— Begin Dataset entries —
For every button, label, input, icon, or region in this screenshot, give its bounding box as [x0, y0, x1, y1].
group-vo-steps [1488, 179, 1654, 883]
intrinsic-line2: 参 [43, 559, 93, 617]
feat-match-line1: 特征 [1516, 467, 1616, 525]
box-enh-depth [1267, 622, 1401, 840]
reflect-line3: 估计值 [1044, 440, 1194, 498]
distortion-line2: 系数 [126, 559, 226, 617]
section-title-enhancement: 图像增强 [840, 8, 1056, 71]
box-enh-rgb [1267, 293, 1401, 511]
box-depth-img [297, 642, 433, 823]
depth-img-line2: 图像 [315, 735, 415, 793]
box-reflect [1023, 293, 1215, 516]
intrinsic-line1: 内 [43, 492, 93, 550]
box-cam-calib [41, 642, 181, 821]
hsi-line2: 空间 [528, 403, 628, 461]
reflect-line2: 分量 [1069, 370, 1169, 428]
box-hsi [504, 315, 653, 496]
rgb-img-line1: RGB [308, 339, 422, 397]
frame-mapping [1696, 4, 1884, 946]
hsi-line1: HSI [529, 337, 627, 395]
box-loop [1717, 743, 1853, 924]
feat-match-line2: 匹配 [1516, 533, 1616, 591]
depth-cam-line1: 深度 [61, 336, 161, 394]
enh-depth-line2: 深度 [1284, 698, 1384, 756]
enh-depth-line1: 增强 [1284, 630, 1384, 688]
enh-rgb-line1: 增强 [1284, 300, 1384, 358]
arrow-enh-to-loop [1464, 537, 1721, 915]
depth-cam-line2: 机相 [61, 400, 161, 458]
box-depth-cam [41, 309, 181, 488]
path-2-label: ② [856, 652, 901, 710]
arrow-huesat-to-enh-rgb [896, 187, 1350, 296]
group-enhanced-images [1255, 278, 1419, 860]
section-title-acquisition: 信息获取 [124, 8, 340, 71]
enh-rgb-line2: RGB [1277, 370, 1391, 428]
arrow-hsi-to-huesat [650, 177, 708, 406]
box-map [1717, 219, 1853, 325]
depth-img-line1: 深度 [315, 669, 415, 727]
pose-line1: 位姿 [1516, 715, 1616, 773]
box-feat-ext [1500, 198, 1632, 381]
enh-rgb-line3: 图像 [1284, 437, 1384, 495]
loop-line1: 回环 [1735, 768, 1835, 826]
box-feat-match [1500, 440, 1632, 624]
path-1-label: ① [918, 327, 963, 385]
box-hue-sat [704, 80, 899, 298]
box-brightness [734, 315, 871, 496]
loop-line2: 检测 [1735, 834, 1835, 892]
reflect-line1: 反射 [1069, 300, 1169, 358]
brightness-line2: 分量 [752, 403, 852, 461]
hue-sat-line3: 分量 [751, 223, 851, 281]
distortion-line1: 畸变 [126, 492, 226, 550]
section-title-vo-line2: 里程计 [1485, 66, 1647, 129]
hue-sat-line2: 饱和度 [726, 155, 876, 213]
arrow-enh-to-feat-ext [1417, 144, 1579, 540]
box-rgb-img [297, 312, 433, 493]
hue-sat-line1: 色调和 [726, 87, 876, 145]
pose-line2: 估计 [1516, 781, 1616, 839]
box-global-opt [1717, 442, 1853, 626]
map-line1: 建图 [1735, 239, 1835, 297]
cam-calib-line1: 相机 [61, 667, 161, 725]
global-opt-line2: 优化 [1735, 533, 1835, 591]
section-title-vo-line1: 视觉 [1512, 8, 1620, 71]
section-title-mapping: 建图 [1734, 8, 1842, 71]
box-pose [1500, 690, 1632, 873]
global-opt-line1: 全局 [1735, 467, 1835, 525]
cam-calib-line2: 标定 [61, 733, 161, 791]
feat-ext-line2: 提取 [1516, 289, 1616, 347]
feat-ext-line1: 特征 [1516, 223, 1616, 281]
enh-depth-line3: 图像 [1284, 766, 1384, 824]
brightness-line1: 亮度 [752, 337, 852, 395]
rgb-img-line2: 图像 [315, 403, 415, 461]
— End Dataset entries —
**Exercise aim**
Copy out verbatim every line from the first one down to the line containing "section-title-enhancement: 图像增强 [840, 8, 1056, 71]", with both of those lines included.

**Final answer**
For every button, label, input, icon, or region in this screenshot, give its bounding box as [x0, y0, x1, y1].
group-vo-steps [1488, 179, 1654, 883]
intrinsic-line2: 参 [43, 559, 93, 617]
feat-match-line1: 特征 [1516, 467, 1616, 525]
box-enh-depth [1267, 622, 1401, 840]
reflect-line3: 估计值 [1044, 440, 1194, 498]
distortion-line2: 系数 [126, 559, 226, 617]
section-title-enhancement: 图像增强 [840, 8, 1056, 71]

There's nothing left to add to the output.